- **Aim**:
Only a number is wanted: how many lines in the records below contain "laporan"?

- **Record excerpts**:
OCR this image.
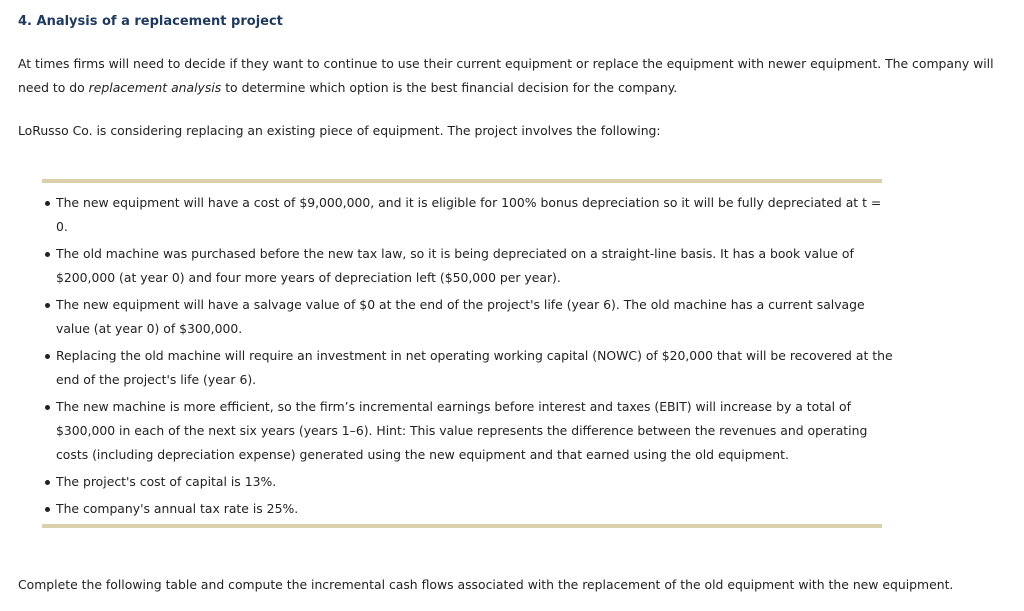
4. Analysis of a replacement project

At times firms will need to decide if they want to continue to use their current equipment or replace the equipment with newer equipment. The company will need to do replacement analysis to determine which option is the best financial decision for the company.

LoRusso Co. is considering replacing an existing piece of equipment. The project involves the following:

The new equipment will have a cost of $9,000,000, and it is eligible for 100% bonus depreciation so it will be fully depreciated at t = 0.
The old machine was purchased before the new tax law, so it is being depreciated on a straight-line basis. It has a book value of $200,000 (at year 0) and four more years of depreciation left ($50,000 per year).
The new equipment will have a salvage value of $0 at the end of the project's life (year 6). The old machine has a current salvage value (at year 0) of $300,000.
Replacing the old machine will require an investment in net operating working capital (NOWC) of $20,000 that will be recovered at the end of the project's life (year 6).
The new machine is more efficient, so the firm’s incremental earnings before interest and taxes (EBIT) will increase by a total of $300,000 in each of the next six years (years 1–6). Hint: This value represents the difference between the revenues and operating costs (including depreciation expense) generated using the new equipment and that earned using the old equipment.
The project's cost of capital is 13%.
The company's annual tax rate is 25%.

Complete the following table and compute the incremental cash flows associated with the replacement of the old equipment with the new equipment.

==

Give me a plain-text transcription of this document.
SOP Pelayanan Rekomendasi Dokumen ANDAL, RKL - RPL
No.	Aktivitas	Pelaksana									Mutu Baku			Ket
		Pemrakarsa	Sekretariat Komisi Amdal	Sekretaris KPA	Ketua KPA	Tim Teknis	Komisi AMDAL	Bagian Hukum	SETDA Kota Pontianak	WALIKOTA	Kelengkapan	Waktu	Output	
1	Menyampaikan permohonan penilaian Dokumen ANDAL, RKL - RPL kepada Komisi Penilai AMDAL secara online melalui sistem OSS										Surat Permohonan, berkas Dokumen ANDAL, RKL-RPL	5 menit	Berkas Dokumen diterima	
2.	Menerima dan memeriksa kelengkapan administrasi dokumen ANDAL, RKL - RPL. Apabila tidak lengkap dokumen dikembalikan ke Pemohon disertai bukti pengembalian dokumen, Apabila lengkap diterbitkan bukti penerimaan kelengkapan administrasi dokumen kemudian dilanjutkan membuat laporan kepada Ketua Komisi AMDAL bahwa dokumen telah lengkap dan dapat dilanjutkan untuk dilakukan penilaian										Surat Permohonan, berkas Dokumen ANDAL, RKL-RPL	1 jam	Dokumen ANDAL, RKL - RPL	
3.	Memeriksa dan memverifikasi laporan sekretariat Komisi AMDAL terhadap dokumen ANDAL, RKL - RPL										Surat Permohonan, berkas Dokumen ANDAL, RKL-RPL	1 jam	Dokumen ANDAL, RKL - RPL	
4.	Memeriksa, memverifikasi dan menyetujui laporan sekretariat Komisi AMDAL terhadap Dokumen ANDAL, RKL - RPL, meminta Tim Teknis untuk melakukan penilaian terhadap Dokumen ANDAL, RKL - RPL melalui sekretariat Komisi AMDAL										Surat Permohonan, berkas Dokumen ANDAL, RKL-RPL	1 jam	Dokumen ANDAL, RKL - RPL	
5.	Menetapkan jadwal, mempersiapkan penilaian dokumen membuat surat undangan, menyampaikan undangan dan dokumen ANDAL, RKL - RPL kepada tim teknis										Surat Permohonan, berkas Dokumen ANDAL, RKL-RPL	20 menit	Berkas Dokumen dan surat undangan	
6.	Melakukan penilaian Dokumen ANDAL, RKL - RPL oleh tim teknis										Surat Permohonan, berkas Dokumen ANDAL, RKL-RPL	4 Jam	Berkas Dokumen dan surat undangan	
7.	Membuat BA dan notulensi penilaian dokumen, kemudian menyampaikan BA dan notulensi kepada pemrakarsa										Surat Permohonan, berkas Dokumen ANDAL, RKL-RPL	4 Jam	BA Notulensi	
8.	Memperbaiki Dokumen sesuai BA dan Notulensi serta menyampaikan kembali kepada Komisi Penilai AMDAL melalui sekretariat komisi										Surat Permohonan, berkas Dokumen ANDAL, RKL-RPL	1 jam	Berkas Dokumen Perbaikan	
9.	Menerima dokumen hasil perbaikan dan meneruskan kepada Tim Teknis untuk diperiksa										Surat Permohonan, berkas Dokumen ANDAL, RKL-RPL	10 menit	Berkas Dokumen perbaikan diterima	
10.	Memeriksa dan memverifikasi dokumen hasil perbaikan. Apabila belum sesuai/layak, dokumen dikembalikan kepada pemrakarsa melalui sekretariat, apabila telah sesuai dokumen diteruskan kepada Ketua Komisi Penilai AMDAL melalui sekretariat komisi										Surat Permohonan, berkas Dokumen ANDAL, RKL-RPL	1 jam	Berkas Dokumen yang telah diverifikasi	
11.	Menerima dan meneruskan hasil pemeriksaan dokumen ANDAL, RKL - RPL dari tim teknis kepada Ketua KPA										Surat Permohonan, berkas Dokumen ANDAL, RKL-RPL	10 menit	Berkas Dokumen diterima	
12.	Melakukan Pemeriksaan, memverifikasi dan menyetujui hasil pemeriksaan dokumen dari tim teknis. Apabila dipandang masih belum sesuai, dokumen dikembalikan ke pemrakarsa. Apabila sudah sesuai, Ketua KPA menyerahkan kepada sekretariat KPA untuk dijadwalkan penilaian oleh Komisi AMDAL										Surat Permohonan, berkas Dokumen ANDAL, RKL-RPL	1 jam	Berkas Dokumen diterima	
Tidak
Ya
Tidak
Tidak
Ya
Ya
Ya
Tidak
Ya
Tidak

- **Finished answer**:
3